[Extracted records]
— Start —

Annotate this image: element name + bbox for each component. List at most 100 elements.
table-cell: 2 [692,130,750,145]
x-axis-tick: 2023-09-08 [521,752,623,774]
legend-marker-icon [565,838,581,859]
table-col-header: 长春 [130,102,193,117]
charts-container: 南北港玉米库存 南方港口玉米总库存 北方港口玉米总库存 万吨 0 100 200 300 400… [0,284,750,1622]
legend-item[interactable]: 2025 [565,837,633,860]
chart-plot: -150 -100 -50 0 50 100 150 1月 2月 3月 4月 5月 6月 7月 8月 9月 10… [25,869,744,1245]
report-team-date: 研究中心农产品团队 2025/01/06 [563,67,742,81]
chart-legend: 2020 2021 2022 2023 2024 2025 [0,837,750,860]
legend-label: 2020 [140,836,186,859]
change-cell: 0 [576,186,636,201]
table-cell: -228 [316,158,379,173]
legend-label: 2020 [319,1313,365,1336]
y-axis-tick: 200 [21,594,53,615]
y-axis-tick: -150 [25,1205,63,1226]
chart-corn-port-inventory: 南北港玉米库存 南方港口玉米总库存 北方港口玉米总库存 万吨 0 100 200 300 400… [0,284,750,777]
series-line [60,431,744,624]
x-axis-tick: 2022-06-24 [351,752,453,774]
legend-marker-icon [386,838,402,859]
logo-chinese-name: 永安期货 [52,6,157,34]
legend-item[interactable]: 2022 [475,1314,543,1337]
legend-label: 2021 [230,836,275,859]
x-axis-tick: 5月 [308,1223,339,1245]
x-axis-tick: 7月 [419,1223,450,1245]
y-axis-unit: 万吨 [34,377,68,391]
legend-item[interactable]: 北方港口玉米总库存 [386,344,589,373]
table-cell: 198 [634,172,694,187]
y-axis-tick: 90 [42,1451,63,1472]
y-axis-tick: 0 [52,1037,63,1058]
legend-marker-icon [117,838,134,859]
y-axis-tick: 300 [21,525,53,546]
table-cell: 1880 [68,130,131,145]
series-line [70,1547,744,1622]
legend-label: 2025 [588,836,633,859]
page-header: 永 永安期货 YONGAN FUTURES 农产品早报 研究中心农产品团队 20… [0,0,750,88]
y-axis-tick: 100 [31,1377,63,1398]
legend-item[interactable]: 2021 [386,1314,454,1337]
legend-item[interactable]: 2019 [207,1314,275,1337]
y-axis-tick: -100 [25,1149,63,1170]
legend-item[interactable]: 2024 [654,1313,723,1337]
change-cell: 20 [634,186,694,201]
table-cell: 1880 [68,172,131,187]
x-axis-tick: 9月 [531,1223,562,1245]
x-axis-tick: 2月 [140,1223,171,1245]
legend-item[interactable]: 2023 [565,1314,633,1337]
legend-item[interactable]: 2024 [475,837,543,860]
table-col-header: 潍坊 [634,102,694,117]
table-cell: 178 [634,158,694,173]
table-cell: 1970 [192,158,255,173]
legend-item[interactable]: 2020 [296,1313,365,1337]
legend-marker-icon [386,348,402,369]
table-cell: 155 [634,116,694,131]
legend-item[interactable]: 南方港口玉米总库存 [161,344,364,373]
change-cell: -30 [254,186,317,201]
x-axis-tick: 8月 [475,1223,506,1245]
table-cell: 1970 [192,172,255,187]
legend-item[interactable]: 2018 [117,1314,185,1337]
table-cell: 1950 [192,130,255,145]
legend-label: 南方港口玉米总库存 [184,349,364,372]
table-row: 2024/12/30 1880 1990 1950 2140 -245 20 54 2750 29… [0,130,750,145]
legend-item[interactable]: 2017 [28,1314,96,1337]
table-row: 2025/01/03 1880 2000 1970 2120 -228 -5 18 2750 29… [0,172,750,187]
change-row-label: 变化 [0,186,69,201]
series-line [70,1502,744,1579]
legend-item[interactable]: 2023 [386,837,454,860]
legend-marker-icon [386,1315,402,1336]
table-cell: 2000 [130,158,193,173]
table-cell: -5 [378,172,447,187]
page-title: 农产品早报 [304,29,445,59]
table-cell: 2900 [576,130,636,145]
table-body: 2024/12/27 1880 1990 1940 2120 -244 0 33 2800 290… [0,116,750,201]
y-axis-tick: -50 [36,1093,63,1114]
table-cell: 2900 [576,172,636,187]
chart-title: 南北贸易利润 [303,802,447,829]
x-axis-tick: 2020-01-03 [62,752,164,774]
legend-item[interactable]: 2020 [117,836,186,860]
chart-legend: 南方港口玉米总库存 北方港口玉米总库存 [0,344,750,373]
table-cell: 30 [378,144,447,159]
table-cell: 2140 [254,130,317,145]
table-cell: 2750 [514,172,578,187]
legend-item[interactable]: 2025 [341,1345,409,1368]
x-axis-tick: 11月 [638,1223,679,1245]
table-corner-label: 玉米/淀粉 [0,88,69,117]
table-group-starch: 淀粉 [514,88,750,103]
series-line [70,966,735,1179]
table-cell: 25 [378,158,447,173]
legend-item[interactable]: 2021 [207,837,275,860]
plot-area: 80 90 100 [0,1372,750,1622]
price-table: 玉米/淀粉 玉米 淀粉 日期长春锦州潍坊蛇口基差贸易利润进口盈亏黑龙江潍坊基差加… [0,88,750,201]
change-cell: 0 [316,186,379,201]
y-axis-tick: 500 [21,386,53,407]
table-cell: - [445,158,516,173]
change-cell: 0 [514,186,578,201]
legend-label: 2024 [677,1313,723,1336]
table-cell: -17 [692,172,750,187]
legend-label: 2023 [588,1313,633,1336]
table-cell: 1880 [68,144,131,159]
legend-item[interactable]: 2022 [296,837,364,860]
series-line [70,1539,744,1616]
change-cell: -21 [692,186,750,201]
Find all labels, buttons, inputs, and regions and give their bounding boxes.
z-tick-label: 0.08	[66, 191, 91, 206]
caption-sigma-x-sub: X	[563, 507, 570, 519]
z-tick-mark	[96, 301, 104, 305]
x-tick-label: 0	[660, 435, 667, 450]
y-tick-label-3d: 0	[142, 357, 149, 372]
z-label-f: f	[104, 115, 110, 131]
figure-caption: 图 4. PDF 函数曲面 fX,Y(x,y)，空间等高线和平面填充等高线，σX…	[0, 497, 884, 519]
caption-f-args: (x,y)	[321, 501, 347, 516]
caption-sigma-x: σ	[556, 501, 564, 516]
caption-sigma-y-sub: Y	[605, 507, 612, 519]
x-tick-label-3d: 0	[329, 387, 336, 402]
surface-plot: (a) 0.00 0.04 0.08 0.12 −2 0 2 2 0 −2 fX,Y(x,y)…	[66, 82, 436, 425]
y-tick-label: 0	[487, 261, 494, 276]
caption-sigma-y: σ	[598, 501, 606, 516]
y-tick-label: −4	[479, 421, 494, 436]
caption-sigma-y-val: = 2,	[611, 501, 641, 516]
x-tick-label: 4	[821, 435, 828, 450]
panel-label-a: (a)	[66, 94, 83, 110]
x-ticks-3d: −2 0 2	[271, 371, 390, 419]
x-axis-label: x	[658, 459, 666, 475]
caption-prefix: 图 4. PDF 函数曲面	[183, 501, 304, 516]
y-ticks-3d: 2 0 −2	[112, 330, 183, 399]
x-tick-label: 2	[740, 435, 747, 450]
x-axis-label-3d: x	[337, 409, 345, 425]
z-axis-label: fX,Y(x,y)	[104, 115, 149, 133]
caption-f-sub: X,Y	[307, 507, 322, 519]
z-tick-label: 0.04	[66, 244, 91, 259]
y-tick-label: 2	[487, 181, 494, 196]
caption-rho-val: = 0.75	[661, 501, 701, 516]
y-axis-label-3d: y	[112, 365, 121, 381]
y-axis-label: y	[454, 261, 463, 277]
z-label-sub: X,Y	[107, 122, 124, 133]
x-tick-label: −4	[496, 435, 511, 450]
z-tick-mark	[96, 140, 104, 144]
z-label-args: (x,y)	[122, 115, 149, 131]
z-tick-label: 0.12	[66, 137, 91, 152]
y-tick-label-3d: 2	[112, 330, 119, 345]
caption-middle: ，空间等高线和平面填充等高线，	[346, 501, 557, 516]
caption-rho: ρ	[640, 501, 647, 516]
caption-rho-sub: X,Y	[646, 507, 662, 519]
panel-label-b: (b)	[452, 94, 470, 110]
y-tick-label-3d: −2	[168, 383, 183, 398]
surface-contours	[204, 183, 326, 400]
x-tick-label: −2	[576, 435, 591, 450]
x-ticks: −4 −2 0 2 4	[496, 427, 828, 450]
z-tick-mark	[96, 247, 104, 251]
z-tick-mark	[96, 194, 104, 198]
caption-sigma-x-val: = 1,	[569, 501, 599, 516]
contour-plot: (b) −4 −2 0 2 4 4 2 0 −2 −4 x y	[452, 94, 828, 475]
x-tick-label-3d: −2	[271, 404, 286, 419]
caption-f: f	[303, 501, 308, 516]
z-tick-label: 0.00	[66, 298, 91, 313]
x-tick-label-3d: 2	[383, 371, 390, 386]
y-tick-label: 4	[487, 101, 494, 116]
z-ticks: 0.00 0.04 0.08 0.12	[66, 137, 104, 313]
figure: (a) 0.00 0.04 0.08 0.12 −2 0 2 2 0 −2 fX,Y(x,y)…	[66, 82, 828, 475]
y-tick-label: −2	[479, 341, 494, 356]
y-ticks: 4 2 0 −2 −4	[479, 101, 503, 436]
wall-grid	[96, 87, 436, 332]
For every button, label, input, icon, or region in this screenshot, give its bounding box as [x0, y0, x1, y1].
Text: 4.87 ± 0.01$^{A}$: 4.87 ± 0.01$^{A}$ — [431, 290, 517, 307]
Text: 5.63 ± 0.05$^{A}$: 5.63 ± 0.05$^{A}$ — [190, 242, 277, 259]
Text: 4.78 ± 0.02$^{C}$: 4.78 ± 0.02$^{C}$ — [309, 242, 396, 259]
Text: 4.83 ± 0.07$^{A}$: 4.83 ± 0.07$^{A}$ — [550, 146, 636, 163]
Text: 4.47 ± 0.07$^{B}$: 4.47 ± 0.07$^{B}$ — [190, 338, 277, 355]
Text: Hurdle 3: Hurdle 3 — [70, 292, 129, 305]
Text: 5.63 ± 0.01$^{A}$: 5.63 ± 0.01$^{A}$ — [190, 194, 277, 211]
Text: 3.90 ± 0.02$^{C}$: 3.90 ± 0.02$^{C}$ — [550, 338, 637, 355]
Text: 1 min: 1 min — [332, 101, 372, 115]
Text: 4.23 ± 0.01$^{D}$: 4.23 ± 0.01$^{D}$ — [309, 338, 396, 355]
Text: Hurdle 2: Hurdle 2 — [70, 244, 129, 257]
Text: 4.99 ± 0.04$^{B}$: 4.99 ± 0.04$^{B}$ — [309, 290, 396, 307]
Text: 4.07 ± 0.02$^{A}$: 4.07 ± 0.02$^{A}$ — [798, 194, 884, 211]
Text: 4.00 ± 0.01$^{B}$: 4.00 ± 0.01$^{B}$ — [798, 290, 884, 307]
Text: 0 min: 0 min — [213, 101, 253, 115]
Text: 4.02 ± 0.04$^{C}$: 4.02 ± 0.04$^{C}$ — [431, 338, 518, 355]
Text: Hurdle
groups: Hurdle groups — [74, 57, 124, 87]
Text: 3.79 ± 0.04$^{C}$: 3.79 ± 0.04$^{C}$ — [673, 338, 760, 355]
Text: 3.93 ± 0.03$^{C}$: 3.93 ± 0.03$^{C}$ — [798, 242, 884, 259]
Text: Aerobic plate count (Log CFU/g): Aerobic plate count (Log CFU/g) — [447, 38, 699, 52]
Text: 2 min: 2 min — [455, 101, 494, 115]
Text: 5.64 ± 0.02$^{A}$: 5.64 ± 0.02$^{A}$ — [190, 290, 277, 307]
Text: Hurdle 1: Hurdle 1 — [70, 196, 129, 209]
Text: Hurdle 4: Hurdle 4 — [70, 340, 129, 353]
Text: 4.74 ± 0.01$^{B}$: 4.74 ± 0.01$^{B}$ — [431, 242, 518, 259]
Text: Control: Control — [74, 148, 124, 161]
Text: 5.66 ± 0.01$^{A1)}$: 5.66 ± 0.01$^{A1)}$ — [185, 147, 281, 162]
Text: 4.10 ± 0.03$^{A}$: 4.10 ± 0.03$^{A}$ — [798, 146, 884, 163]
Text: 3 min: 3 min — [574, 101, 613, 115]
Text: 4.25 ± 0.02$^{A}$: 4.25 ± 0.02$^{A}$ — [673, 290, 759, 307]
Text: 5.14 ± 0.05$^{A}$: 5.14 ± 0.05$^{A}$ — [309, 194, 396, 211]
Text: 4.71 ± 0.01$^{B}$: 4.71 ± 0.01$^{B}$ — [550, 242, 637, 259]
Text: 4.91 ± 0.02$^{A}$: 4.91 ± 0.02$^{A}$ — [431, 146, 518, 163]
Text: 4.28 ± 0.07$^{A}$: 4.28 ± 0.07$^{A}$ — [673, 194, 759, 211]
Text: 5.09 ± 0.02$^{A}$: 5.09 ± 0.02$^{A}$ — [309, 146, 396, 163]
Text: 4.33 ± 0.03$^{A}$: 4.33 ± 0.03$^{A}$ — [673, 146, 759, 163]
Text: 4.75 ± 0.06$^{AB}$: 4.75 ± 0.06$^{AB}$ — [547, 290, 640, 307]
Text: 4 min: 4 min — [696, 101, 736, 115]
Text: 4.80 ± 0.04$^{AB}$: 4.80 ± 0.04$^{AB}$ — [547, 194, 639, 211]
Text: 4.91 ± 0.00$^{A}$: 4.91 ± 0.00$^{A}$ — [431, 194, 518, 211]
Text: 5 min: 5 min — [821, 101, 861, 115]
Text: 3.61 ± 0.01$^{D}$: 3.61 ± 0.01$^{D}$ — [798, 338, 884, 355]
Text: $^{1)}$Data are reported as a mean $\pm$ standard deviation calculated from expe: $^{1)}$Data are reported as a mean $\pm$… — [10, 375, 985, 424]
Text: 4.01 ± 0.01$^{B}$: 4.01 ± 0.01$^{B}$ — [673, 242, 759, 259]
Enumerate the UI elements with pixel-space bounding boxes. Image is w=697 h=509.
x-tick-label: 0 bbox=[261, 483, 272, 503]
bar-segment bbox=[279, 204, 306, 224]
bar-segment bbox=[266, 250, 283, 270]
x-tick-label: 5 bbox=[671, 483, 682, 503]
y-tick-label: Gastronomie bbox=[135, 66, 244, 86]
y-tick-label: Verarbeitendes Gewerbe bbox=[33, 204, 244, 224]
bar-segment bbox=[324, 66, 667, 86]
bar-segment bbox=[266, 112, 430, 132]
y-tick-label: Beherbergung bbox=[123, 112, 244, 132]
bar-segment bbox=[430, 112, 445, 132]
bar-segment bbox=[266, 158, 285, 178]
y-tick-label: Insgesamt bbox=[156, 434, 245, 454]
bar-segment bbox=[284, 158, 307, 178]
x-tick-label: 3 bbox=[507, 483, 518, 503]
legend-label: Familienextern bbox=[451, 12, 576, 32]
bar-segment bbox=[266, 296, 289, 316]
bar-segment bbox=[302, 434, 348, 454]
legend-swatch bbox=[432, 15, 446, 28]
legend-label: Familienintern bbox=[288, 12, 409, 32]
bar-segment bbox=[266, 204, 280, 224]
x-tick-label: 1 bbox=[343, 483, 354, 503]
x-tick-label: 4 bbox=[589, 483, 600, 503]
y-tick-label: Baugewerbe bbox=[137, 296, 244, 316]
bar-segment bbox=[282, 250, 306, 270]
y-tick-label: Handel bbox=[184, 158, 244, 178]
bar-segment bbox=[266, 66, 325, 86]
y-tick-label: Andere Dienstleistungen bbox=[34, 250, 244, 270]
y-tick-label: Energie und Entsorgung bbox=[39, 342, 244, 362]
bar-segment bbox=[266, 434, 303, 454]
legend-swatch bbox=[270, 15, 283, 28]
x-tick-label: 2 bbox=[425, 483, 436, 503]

— End —

» What you will do: Render the lines from the start of the records through the line containing "y-axis-tick: 0 [52,1037,63,1058]" as a Markdown table with the columns Row and Line, skipping blank lines.

» Response to the task:
| Row | Line |
|---|---|
| 1 | Annotate this image: element name + bbox for each component. List at most 100 elements. |
| 2 | table-cell: 2 [692,130,750,145] |
| 3 | x-axis-tick: 2023-09-08 [521,752,623,774] |
| 4 | legend-marker-icon [565,838,581,859] |
| 5 | table-col-header: 长春 [130,102,193,117] |
| 6 | charts-container: 南北港玉米库存 南方港口玉米总库存 北方港口玉米总库存 万吨 0 100 200 300 400… [0,284,750,1622] |
| 7 | legend-item[interactable]: 2025 [565,837,633,860] |
| 8 | chart-plot: -150 -100 -50 0 50 100 150 1月 2月 3月 4月 5月 6月 7月 8月 9月 10… [25,869,744,1245] |
| 9 | report-team-date: 研究中心农产品团队 2025/01/06 [563,67,742,81] |
| 10 | chart-legend: 2020 2021 2022 2023 2024 2025 [0,837,750,860] |
| 11 | legend-label: 2020 [140,836,186,859] |
| 12 | change-cell: 0 [576,186,636,201] |
| 13 | table-cell: -228 [316,158,379,173] |
| 14 | legend-label: 2020 [319,1313,365,1336] |
| 15 | y-axis-tick: 200 [21,594,53,615] |
| 16 | y-axis-tick: -150 [25,1205,63,1226] |
| 17 | chart-corn-port-inventory: 南北港玉米库存 南方港口玉米总库存 北方港口玉米总库存 万吨 0 100 200 300 400… [0,284,750,777] |
| 18 | series-line [60,431,744,624] |
| 19 | x-axis-tick: 2022-06-24 [351,752,453,774] |
| 20 | legend-marker-icon [386,838,402,859] |
| 21 | logo-chinese-name: 永安期货 [52,6,157,34] |
| 22 | legend-item[interactable]: 2022 [475,1314,543,1337] |
| 23 | legend-label: 2021 [230,836,275,859] |
| 24 | x-axis-tick: 5月 [308,1223,339,1245] |
| 25 | x-axis-tick: 7月 [419,1223,450,1245] |
| 26 | y-axis-unit: 万吨 [34,377,68,391] |
| 27 | legend-item[interactable]: 北方港口玉米总库存 [386,344,589,373] |
| 28 | table-cell: 198 [634,172,694,187] |
| 29 | y-axis-tick: 90 [42,1451,63,1472] |
| 30 | y-axis-tick: 0 [52,1037,63,1058] |